> **Given instruction**: Go through the lines below. Copy those with "music".

——————————

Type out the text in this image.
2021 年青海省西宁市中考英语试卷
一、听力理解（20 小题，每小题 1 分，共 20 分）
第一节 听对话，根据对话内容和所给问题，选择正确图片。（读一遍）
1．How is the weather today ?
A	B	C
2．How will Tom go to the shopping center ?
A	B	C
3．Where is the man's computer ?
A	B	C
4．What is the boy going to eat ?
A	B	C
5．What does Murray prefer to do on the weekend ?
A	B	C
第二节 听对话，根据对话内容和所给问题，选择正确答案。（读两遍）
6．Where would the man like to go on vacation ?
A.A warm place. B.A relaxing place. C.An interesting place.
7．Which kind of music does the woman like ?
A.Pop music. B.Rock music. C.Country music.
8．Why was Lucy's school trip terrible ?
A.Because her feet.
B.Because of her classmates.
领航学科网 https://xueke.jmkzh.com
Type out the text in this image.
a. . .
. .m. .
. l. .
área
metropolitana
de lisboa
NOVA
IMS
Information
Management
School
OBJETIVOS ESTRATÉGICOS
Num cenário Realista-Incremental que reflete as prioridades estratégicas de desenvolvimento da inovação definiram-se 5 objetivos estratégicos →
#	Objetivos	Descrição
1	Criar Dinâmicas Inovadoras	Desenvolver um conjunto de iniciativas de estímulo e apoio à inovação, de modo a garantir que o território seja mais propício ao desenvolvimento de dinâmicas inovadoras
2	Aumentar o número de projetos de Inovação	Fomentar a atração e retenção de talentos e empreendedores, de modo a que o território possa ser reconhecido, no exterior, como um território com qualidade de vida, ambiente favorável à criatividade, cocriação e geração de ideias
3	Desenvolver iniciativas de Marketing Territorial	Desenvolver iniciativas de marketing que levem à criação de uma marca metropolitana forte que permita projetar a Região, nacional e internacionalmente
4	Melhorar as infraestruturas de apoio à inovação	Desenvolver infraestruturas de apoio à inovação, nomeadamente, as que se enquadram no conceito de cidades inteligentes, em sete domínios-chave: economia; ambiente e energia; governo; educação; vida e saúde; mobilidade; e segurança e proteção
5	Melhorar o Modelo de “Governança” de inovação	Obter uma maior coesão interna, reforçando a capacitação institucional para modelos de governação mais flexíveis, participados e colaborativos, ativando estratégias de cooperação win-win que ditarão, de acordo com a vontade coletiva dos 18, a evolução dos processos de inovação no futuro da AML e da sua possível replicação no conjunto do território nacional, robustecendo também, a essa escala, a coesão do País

——————————

> **Result**:
7．Which kind of music does the woman like ?
A.Pop music. B.Rock music. C.Country music.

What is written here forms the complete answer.